TASK DIRECTIONS:
Work through the data line by line, gathering every line that has the word "text".

PROVIDED INFORMATION:
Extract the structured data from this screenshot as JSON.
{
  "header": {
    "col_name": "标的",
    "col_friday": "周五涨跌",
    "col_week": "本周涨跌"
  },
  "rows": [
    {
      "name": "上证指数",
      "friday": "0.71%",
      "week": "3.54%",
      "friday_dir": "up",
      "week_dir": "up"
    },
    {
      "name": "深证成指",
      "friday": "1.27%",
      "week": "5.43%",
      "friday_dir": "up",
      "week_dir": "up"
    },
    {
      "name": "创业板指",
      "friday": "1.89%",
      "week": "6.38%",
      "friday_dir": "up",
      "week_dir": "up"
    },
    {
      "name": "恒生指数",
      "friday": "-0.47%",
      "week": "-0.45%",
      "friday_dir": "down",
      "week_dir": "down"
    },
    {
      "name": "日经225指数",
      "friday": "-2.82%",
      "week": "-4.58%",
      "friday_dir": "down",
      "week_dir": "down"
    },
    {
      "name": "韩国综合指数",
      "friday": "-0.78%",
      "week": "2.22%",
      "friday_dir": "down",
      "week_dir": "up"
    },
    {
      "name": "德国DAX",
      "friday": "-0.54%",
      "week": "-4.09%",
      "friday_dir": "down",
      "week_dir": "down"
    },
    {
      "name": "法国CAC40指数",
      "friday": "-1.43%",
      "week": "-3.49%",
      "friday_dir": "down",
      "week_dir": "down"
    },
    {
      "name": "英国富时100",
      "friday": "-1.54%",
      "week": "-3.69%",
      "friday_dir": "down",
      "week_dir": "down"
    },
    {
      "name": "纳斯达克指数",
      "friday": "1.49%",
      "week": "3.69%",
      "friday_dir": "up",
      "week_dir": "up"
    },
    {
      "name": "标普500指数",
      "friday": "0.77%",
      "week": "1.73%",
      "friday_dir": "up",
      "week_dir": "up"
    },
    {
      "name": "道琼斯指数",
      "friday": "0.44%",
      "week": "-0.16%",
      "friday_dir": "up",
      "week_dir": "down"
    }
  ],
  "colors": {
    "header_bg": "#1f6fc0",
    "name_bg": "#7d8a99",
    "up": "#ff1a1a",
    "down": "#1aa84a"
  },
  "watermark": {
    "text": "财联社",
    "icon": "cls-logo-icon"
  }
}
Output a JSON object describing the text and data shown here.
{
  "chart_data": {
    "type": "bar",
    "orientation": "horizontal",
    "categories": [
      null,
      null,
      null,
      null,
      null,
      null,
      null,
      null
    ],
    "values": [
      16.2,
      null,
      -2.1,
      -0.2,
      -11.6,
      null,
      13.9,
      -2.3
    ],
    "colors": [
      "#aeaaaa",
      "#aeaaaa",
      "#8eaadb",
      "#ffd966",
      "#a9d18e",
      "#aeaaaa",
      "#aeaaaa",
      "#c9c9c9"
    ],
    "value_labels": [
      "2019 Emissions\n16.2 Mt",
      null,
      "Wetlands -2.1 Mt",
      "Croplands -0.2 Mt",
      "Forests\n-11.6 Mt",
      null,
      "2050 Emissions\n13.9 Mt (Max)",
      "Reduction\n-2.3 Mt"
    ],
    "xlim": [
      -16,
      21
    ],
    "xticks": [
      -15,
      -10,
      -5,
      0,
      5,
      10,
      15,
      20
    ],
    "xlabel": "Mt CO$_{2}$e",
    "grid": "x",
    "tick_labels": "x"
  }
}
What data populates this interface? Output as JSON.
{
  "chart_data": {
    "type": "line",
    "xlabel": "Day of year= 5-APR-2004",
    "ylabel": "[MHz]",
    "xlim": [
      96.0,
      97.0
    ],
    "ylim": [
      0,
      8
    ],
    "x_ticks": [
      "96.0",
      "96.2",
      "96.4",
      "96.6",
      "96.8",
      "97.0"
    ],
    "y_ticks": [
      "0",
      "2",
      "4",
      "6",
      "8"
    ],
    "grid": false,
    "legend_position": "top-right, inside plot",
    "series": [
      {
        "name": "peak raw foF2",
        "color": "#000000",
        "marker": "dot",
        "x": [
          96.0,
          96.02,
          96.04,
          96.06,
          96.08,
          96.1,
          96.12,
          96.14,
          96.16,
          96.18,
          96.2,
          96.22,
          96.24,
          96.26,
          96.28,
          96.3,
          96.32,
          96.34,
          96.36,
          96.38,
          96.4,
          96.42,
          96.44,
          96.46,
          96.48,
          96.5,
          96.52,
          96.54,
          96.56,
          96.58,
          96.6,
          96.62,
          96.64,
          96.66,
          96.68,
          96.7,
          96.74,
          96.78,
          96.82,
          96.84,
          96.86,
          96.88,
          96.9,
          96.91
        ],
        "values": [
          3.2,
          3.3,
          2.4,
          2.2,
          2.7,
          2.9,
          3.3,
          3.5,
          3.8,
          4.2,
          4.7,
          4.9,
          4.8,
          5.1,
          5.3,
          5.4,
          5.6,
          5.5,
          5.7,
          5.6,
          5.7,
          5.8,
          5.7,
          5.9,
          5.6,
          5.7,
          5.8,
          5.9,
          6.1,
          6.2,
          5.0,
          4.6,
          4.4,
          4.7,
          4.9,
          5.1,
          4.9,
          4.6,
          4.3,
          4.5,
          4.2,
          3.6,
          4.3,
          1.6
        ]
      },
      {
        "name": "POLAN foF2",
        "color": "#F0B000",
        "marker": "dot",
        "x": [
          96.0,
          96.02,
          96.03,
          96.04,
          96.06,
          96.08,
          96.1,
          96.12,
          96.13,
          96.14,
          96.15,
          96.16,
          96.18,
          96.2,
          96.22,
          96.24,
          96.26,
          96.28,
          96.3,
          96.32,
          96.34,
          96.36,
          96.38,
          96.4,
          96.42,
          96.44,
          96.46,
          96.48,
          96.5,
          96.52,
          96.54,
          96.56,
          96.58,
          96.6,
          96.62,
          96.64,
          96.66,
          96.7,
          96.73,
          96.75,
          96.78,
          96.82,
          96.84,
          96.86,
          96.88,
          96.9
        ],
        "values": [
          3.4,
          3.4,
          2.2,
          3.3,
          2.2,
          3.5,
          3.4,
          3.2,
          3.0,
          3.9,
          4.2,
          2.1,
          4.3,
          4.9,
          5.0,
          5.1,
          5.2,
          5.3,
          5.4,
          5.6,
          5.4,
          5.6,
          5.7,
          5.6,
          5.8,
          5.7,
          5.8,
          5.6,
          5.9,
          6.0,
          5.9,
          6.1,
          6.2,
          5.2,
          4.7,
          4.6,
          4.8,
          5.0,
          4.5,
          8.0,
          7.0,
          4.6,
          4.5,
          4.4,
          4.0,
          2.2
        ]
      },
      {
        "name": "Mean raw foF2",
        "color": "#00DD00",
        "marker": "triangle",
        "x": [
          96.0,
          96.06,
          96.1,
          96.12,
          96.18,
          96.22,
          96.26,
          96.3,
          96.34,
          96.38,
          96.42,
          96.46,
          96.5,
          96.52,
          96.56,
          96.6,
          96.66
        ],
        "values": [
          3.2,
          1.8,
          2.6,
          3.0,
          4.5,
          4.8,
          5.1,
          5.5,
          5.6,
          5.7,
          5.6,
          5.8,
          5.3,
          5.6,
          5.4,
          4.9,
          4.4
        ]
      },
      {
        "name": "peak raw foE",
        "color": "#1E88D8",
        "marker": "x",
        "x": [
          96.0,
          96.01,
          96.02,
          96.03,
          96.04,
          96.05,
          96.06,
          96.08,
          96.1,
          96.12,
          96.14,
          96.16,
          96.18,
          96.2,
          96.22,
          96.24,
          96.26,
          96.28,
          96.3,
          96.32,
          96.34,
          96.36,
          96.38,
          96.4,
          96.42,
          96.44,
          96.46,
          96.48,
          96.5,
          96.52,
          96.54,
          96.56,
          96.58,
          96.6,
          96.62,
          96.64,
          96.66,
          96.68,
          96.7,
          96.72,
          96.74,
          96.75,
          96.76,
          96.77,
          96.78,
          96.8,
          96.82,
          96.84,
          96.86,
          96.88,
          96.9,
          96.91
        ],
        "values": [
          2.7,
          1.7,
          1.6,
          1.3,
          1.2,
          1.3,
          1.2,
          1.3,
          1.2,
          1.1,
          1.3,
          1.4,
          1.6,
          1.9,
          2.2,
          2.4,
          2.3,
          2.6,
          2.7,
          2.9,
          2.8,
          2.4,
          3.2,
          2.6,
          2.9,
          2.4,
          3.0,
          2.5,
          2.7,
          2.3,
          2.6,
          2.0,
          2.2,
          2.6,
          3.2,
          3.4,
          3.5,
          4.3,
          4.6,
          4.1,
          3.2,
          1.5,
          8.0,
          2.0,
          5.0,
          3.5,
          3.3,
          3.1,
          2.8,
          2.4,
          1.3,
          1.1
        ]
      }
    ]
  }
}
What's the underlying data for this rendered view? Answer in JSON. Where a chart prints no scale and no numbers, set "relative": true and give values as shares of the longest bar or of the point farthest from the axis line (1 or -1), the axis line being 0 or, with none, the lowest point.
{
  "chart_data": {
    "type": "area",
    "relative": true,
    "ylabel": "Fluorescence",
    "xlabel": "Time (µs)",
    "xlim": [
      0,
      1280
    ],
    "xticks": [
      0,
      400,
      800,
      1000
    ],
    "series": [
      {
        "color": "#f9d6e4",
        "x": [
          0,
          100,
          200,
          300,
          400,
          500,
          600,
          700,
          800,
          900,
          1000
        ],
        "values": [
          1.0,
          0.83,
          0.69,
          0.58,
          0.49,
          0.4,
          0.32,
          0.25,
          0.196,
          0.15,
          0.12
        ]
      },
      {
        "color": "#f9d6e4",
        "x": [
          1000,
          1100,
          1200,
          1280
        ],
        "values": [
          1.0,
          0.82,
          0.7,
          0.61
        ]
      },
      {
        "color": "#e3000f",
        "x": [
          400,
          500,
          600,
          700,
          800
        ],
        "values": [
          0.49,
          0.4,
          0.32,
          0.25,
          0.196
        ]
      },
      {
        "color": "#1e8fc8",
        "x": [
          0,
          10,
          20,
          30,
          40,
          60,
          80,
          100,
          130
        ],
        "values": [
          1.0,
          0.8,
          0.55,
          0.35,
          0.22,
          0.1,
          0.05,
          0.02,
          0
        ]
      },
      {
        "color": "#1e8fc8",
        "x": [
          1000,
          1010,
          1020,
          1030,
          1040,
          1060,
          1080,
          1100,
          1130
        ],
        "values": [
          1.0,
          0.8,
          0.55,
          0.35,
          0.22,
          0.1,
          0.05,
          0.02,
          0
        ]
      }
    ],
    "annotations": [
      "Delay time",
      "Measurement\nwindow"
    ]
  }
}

TASK ANSWER:
    "text": "财联社",
Output a JSON object describing the text and data shown here.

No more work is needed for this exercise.